» Problem statement: Can you transcribe every line exactly and leave the pictures behind?

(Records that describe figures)
|---|

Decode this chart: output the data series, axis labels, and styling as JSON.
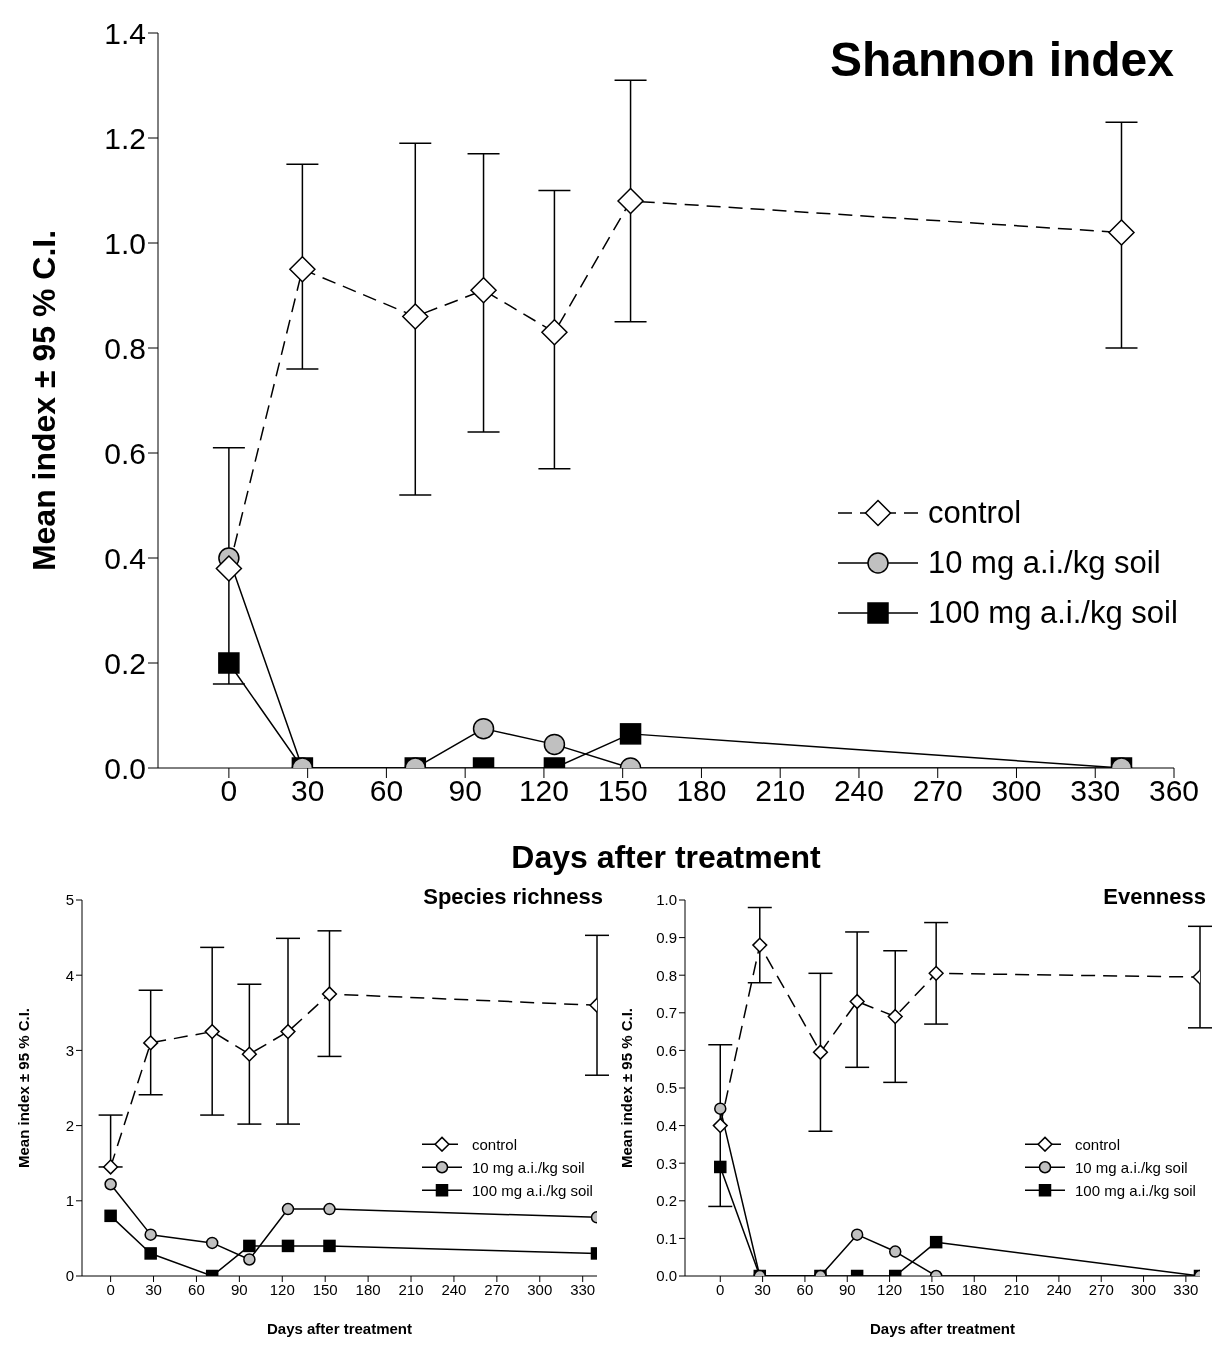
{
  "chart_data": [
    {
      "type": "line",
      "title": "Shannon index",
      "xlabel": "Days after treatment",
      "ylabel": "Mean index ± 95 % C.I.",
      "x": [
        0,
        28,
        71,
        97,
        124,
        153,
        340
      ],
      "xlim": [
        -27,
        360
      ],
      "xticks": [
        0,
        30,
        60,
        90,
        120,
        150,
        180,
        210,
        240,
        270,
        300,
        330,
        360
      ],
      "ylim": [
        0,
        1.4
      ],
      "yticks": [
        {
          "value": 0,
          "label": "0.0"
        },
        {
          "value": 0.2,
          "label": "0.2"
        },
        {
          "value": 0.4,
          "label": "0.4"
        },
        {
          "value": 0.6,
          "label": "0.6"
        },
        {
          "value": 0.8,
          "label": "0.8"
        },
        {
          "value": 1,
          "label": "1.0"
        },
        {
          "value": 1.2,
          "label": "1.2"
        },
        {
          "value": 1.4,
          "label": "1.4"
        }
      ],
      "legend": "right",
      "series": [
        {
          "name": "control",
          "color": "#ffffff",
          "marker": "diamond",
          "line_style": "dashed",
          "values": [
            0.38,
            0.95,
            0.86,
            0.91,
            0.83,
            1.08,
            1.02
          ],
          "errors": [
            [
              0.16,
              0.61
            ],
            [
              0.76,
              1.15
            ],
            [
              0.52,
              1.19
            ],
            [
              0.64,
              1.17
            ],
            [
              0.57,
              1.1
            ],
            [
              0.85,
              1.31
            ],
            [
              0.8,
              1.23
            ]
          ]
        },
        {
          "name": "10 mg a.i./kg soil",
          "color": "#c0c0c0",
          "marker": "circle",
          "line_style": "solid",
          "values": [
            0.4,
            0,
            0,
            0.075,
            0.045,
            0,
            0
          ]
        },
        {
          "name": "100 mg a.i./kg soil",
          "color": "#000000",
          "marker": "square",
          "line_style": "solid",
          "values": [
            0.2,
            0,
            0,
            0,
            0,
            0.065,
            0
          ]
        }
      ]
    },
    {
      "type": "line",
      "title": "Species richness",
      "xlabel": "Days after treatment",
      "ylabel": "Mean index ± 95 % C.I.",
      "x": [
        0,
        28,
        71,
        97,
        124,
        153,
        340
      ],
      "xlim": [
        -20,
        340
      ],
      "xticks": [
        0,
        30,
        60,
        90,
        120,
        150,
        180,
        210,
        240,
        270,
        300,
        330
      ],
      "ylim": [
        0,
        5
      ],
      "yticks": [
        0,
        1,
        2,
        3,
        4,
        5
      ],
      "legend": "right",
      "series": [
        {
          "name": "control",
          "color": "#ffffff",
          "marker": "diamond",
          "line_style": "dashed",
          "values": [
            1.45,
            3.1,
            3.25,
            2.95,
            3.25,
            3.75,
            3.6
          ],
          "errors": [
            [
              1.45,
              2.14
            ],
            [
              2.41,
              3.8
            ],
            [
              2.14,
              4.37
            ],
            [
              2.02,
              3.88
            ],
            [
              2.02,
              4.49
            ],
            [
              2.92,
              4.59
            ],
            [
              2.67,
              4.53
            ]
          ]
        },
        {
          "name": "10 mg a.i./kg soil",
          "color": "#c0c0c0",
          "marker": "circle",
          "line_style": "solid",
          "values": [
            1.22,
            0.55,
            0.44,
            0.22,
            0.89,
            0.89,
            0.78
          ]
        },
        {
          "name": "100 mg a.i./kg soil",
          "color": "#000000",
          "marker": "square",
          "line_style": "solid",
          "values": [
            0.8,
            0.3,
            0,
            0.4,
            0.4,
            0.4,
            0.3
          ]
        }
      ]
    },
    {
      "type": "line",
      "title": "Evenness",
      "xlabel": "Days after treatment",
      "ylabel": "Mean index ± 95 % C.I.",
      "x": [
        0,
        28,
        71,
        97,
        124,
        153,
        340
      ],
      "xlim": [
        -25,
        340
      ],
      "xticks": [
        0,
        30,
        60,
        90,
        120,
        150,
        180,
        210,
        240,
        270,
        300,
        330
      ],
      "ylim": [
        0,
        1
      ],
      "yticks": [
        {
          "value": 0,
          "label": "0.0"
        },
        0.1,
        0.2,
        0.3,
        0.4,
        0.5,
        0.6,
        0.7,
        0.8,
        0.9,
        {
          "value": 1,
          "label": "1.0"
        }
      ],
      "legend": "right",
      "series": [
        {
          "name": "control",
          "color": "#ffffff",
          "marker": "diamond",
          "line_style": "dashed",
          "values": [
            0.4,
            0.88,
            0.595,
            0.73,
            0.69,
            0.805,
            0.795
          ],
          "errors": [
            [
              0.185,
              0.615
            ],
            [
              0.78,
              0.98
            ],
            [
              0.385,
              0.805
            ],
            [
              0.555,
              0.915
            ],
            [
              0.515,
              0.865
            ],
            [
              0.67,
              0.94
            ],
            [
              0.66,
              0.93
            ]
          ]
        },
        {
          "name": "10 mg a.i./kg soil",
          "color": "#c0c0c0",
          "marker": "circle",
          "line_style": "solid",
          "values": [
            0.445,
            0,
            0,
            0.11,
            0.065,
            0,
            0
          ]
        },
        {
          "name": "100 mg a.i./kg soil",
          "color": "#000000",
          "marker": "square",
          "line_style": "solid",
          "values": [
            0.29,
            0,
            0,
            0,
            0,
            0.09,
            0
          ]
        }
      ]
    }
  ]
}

|---|

» The solution:
Decode this chart: output the data series, axis labels, and styling as JSON.
{
  "chart_data": [
    {
      "type": "line",
      "title": "Shannon index",
      "xlabel": "Days after treatment",
      "ylabel": "Mean index ± 95 % C.I.",
      "x": [
        0,
        28,
        71,
        97,
        124,
        153,
        340
      ],
      "xlim": [
        -27,
        360
      ],
      "xticks": [
        0,
        30,
        60,
        90,
        120,
        150,
        180,
        210,
        240,
        270,
        300,
        330,
        360
      ],
      "ylim": [
        0,
        1.4
      ],
      "yticks": [
        {
          "value": 0,
          "label": "0.0"
        },
        {
          "value": 0.2,
          "label": "0.2"
        },
        {
          "value": 0.4,
          "label": "0.4"
        },
        {
          "value": 0.6,
          "label": "0.6"
        },
        {
          "value": 0.8,
          "label": "0.8"
        },
        {
          "value": 1,
          "label": "1.0"
        },
        {
          "value": 1.2,
          "label": "1.2"
        },
        {
          "value": 1.4,
          "label": "1.4"
        }
      ],
      "legend": "right",
      "series": [
        {
          "name": "control",
          "color": "#ffffff",
          "marker": "diamond",
          "line_style": "dashed",
          "values": [
            0.38,
            0.95,
            0.86,
            0.91,
            0.83,
            1.08,
            1.02
          ],
          "errors": [
            [
              0.16,
              0.61
            ],
            [
              0.76,
              1.15
            ],
            [
              0.52,
              1.19
            ],
            [
              0.64,
              1.17
            ],
            [
              0.57,
              1.1
            ],
            [
              0.85,
              1.31
            ],
            [
              0.8,
              1.23
            ]
          ]
        },
        {
          "name": "10 mg a.i./kg soil",
          "color": "#c0c0c0",
          "marker": "circle",
          "line_style": "solid",
          "values": [
            0.4,
            0,
            0,
            0.075,
            0.045,
            0,
            0
          ]
        },
        {
          "name": "100 mg a.i./kg soil",
          "color": "#000000",
          "marker": "square",
          "line_style": "solid",
          "values": [
            0.2,
            0,
            0,
            0,
            0,
            0.065,
            0
          ]
        }
      ]
    },
    {
      "type": "line",
      "title": "Species richness",
      "xlabel": "Days after treatment",
      "ylabel": "Mean index ± 95 % C.I.",
      "x": [
        0,
        28,
        71,
        97,
        124,
        153,
        340
      ],
      "xlim": [
        -20,
        340
      ],
      "xticks": [
        0,
        30,
        60,
        90,
        120,
        150,
        180,
        210,
        240,
        270,
        300,
        330
      ],
      "ylim": [
        0,
        5
      ],
      "yticks": [
        0,
        1,
        2,
        3,
        4,
        5
      ],
      "legend": "right",
      "series": [
        {
          "name": "control",
          "color": "#ffffff",
          "marker": "diamond",
          "line_style": "dashed",
          "values": [
            1.45,
            3.1,
            3.25,
            2.95,
            3.25,
            3.75,
            3.6
          ],
          "errors": [
            [
              1.45,
              2.14
            ],
            [
              2.41,
              3.8
            ],
            [
              2.14,
              4.37
            ],
            [
              2.02,
              3.88
            ],
            [
              2.02,
              4.49
            ],
            [
              2.92,
              4.59
            ],
            [
              2.67,
              4.53
            ]
          ]
        },
        {
          "name": "10 mg a.i./kg soil",
          "color": "#c0c0c0",
          "marker": "circle",
          "line_style": "solid",
          "values": [
            1.22,
            0.55,
            0.44,
            0.22,
            0.89,
            0.89,
            0.78
          ]
        },
        {
          "name": "100 mg a.i./kg soil",
          "color": "#000000",
          "marker": "square",
          "line_style": "solid",
          "values": [
            0.8,
            0.3,
            0,
            0.4,
            0.4,
            0.4,
            0.3
          ]
        }
      ]
    },
    {
      "type": "line",
      "title": "Evenness",
      "xlabel": "Days after treatment",
      "ylabel": "Mean index ± 95 % C.I.",
      "x": [
        0,
        28,
        71,
        97,
        124,
        153,
        340
      ],
      "xlim": [
        -25,
        340
      ],
      "xticks": [
        0,
        30,
        60,
        90,
        120,
        150,
        180,
        210,
        240,
        270,
        300,
        330
      ],
      "ylim": [
        0,
        1
      ],
      "yticks": [
        {
          "value": 0,
          "label": "0.0"
        },
        0.1,
        0.2,
        0.3,
        0.4,
        0.5,
        0.6,
        0.7,
        0.8,
        0.9,
        {
          "value": 1,
          "label": "1.0"
        }
      ],
      "legend": "right",
      "series": [
        {
          "name": "control",
          "color": "#ffffff",
          "marker": "diamond",
          "line_style": "dashed",
          "values": [
            0.4,
            0.88,
            0.595,
            0.73,
            0.69,
            0.805,
            0.795
          ],
          "errors": [
            [
              0.185,
              0.615
            ],
            [
              0.78,
              0.98
            ],
            [
              0.385,
              0.805
            ],
            [
              0.555,
              0.915
            ],
            [
              0.515,
              0.865
            ],
            [
              0.67,
              0.94
            ],
            [
              0.66,
              0.93
            ]
          ]
        },
        {
          "name": "10 mg a.i./kg soil",
          "color": "#c0c0c0",
          "marker": "circle",
          "line_style": "solid",
          "values": [
            0.445,
            0,
            0,
            0.11,
            0.065,
            0,
            0
          ]
        },
        {
          "name": "100 mg a.i./kg soil",
          "color": "#000000",
          "marker": "square",
          "line_style": "solid",
          "values": [
            0.29,
            0,
            0,
            0,
            0,
            0.09,
            0
          ]
        }
      ]
    }
  ]
}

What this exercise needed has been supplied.